• Exercise: In the listing below, locate the lines that hold "совокупности" and copy them.

• The records:
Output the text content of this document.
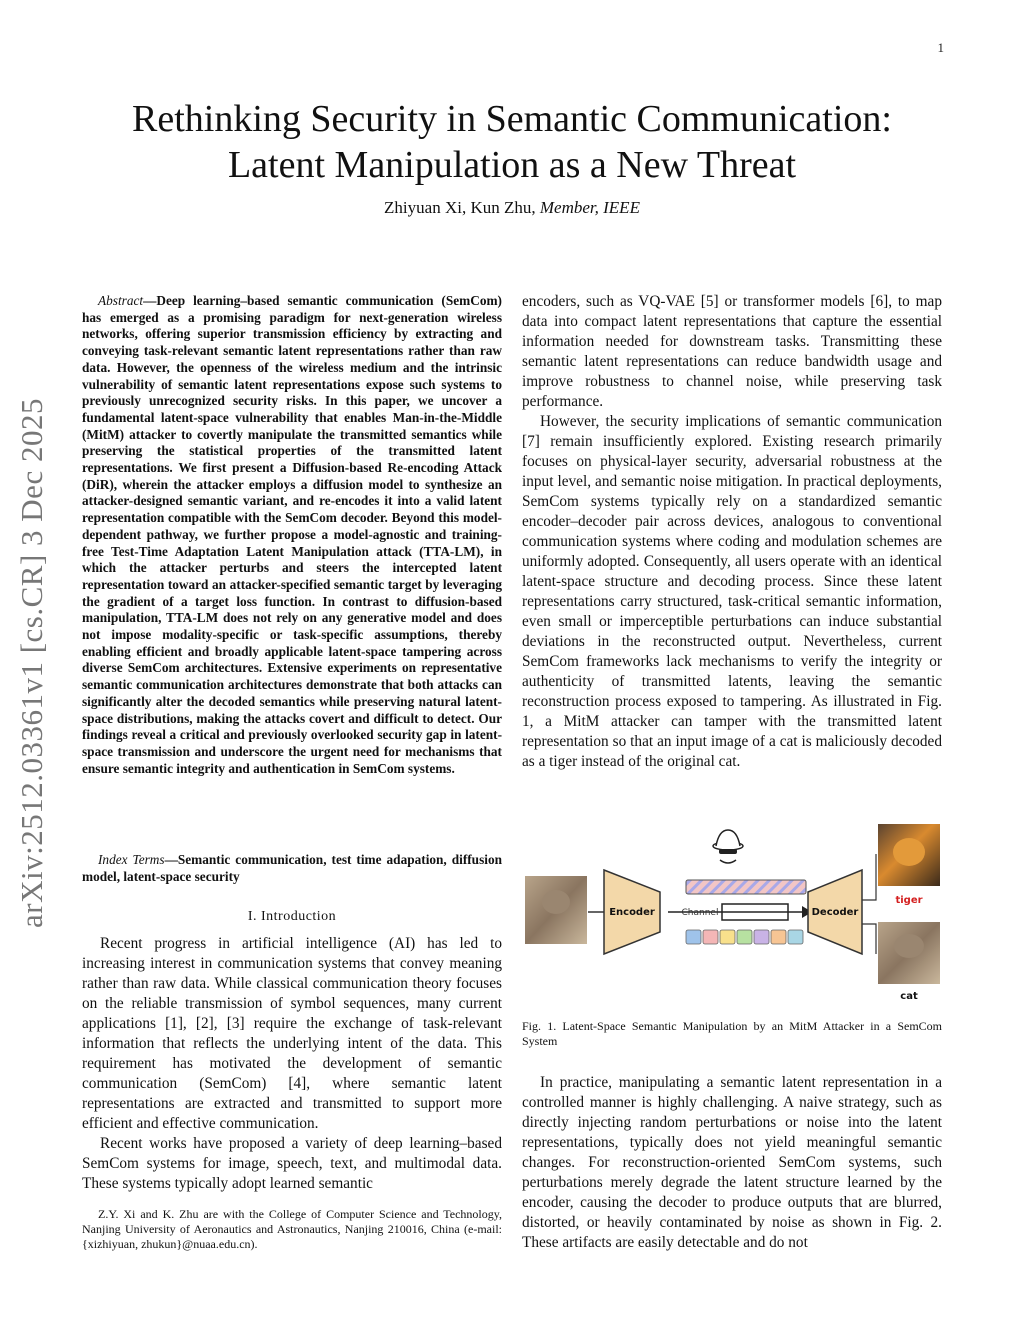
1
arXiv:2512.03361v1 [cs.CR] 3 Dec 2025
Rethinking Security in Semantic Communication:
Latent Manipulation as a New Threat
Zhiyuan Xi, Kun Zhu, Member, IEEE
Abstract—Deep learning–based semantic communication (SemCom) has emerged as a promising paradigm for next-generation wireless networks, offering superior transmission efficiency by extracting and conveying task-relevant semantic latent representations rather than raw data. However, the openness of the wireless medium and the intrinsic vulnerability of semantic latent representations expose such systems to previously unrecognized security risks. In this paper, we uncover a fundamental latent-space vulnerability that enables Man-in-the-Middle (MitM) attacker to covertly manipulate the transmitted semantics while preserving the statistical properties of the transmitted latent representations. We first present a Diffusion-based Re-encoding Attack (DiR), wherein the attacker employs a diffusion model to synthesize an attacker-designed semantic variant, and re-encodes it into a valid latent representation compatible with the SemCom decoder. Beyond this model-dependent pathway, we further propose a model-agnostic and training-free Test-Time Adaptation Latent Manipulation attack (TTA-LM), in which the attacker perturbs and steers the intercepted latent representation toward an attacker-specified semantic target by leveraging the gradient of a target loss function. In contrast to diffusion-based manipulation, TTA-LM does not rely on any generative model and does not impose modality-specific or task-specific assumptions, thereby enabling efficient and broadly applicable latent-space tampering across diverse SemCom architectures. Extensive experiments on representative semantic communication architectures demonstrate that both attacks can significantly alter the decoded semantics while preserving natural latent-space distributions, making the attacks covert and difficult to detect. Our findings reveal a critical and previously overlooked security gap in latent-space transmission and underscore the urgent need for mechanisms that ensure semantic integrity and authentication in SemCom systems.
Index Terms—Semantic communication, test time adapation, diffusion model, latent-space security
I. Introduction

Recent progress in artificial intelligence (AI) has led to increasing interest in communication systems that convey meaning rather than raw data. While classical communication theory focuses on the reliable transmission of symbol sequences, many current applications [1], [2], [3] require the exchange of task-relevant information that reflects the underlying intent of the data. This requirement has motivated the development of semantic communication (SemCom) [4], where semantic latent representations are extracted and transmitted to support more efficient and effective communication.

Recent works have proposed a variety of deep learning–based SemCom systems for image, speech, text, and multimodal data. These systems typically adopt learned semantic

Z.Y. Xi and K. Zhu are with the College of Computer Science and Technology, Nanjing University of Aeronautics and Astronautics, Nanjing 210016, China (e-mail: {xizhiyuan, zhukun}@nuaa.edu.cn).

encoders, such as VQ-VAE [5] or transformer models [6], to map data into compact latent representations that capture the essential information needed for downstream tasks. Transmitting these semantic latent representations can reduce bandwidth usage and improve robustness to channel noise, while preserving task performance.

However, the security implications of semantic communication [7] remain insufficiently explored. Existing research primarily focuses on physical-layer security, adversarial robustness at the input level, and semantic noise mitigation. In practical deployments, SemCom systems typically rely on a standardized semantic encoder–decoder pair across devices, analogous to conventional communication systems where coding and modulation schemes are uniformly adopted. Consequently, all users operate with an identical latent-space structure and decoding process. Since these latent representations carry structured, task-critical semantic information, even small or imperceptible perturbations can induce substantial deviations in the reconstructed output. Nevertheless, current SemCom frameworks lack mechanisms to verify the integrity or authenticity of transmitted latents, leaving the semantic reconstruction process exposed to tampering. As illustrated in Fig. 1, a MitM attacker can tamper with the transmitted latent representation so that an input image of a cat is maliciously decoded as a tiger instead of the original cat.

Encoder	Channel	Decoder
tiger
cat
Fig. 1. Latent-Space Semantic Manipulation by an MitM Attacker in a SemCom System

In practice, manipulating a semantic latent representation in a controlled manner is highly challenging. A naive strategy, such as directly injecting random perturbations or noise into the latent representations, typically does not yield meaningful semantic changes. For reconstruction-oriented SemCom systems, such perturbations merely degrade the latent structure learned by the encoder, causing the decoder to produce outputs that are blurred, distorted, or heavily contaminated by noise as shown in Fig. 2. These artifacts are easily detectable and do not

* * *

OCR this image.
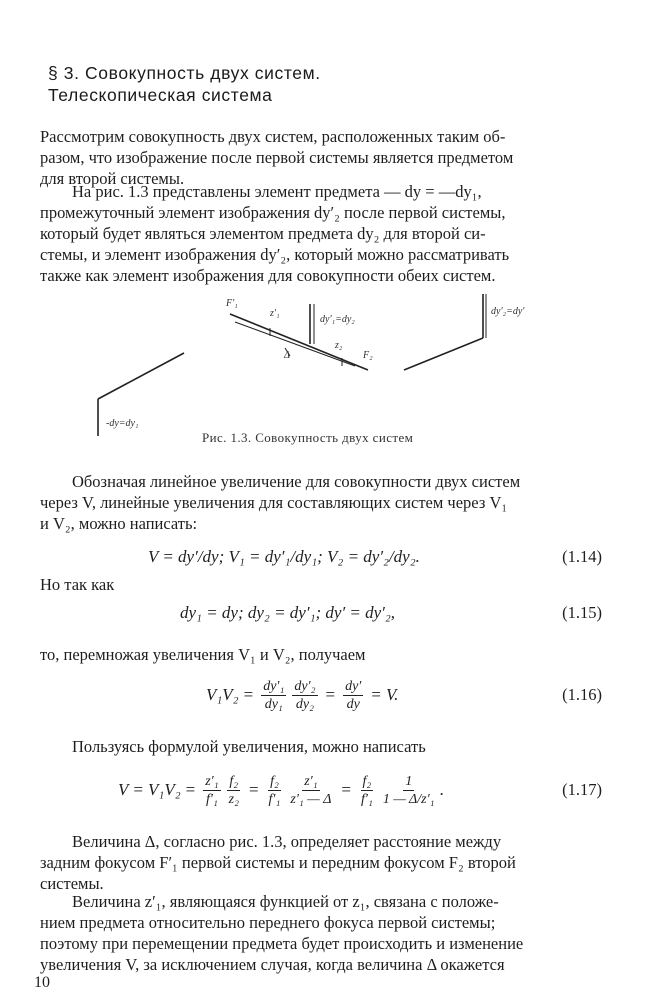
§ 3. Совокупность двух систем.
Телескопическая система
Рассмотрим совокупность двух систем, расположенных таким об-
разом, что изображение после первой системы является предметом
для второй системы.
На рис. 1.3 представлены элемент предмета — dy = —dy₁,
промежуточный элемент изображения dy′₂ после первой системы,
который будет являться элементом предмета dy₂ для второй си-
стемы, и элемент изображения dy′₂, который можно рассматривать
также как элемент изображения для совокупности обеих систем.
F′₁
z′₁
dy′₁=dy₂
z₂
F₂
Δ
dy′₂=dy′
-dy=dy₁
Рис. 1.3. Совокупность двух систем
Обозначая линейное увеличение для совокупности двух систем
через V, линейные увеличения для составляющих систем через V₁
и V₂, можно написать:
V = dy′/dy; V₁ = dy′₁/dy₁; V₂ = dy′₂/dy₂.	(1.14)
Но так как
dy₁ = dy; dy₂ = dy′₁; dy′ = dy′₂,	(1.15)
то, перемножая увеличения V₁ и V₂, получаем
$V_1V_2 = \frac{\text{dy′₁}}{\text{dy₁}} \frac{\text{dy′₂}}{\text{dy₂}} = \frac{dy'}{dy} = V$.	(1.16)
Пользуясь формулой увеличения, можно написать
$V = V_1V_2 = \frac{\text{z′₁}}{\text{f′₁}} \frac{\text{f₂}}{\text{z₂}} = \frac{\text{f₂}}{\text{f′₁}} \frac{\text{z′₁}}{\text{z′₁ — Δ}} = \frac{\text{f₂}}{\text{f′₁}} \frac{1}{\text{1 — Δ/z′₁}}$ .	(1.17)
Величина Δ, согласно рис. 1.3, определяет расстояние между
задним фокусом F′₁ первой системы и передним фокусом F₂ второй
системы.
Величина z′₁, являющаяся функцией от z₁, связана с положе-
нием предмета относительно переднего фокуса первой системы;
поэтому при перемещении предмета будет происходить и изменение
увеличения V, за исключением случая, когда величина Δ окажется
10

• The completed task:
также как элемент изображения для совокупности обеих систем.
Обозначая линейное увеличение для совокупности двух систем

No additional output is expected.